── Data listing ──

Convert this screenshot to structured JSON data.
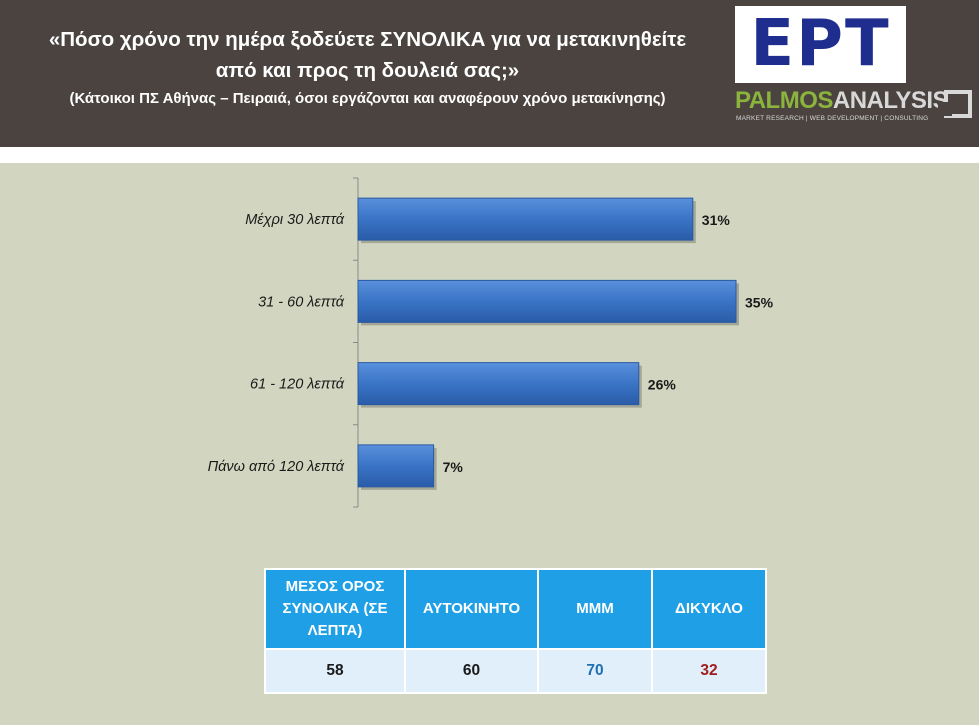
{
  "header": {
    "title_line1": "«Πόσο χρόνο την ημέρα ξοδεύετε ΣΥΝΟΛΙΚΑ για να μετακινηθείτε",
    "title_line2": "από και προς τη δουλειά σας;»",
    "subtitle": "(Κάτοικοι ΠΣ Αθήνας – Πειραιά, όσοι εργάζονται και αναφέρουν χρόνο μετακίνησης)"
  },
  "logos": {
    "ert": "ΕΡΤ",
    "palmos_part1": "PALMOS",
    "palmos_part2": "ANALYSIS",
    "palmos_tagline": "MARKET RESEARCH | WEB DEVELOPMENT | CONSULTING"
  },
  "chart_data": {
    "type": "bar",
    "orientation": "horizontal",
    "categories": [
      "Μέχρι 30 λεπτά",
      "31 - 60 λεπτά",
      "61 - 120 λεπτά",
      "Πάνω από 120 λεπτά"
    ],
    "values": [
      31,
      35,
      26,
      7
    ],
    "value_labels": [
      "31%",
      "35%",
      "26%",
      "7%"
    ],
    "unit": "%",
    "xlim": [
      0,
      40
    ],
    "bar_color": "#3a74c6",
    "grid": false
  },
  "summary_table": {
    "headers": [
      "ΜΕΣΟΣ ΟΡΟΣ ΣΥΝΟΛΙΚΑ (ΣΕ ΛΕΠΤΑ)",
      "ΑΥΤΟΚΙΝΗΤΟ",
      "ΜΜΜ",
      "ΔΙΚΥΚΛΟ"
    ],
    "values": [
      "58",
      "60",
      "70",
      "32"
    ],
    "value_colors": [
      "#1a1a1a",
      "#1a1a1a",
      "#1f6fb5",
      "#a01c1c"
    ]
  },
  "colors": {
    "header_bg": "#4a4340",
    "panel_bg": "#d2d6c0",
    "table_header_bg": "#1fa0e6",
    "table_value_bg": "#e0effa"
  }
}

───

Return the whole listing, word for word, and leave out every picture.

Convert this screenshot to structured JSON data.
{
  "header": {
    "title_line1": "«Πόσο χρόνο την ημέρα ξοδεύετε ΣΥΝΟΛΙΚΑ για να μετακινηθείτε",
    "title_line2": "από και προς τη δουλειά σας;»",
    "subtitle": "(Κάτοικοι ΠΣ Αθήνας – Πειραιά, όσοι εργάζονται και αναφέρουν χρόνο μετακίνησης)"
  },
  "logos": {
    "ert": "ΕΡΤ",
    "palmos_part1": "PALMOS",
    "palmos_part2": "ANALYSIS",
    "palmos_tagline": "MARKET RESEARCH | WEB DEVELOPMENT | CONSULTING"
  },
  "chart_data": {
    "type": "bar",
    "orientation": "horizontal",
    "categories": [
      "Μέχρι 30 λεπτά",
      "31 - 60 λεπτά",
      "61 - 120 λεπτά",
      "Πάνω από 120 λεπτά"
    ],
    "values": [
      31,
      35,
      26,
      7
    ],
    "value_labels": [
      "31%",
      "35%",
      "26%",
      "7%"
    ],
    "unit": "%",
    "xlim": [
      0,
      40
    ],
    "bar_color": "#3a74c6",
    "grid": false
  },
  "summary_table": {
    "headers": [
      "ΜΕΣΟΣ ΟΡΟΣ ΣΥΝΟΛΙΚΑ (ΣΕ ΛΕΠΤΑ)",
      "ΑΥΤΟΚΙΝΗΤΟ",
      "ΜΜΜ",
      "ΔΙΚΥΚΛΟ"
    ],
    "values": [
      "58",
      "60",
      "70",
      "32"
    ],
    "value_colors": [
      "#1a1a1a",
      "#1a1a1a",
      "#1f6fb5",
      "#a01c1c"
    ]
  },
  "colors": {
    "header_bg": "#4a4340",
    "panel_bg": "#d2d6c0",
    "table_header_bg": "#1fa0e6",
    "table_value_bg": "#e0effa"
  }
}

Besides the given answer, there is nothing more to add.